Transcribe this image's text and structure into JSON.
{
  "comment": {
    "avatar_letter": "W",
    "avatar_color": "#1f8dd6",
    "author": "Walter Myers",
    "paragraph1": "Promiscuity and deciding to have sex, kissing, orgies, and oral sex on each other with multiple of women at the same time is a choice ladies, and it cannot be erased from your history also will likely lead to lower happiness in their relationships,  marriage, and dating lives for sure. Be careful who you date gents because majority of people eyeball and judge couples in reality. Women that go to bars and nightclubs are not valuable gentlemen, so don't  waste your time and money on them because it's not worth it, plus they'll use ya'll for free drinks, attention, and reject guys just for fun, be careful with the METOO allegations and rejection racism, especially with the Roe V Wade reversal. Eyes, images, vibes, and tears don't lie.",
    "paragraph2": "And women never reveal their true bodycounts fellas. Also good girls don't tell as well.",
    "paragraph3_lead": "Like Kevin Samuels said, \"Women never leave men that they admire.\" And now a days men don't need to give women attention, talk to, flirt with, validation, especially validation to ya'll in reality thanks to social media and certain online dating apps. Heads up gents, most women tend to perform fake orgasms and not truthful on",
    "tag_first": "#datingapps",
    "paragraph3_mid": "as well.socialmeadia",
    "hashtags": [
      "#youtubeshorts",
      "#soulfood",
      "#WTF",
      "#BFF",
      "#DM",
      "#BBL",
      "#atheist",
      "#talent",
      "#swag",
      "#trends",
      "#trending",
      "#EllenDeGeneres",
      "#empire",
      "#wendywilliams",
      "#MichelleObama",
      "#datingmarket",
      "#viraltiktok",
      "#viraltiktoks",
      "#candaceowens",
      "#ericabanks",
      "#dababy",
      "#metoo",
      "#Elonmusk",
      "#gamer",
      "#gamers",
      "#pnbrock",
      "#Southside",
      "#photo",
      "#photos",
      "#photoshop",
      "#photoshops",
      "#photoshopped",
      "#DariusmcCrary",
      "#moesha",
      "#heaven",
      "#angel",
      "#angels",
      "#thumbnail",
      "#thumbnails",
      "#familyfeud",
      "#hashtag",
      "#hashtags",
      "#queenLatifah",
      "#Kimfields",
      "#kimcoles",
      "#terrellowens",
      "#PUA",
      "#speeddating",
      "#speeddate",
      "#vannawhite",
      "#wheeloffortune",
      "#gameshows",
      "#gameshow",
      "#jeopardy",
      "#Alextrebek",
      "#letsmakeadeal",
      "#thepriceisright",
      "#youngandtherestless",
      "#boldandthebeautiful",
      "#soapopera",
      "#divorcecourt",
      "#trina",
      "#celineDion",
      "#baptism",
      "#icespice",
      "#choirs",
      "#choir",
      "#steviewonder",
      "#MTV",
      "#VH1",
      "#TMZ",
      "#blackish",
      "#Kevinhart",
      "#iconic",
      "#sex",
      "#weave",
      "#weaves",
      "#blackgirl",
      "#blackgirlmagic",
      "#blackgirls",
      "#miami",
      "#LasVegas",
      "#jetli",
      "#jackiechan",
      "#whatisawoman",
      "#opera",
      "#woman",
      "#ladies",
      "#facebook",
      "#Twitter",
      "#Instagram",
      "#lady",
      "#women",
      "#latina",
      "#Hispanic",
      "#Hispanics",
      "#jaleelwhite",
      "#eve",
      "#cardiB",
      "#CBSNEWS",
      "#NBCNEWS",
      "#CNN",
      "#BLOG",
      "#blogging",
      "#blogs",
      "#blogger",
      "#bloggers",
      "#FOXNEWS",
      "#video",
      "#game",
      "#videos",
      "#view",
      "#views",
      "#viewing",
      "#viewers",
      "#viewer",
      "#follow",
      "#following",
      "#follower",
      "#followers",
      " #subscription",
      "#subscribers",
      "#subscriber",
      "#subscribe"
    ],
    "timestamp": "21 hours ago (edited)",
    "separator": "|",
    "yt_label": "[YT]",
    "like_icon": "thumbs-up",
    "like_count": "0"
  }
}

========================================================================

- Task details
If a line in the entries contains "well", copy it.

- Result for this exercise
    "paragraph2": "And women never reveal their true bodycounts fellas. Also good girls don't tell as well.",
    "paragraph3_mid": "as well.socialmeadia",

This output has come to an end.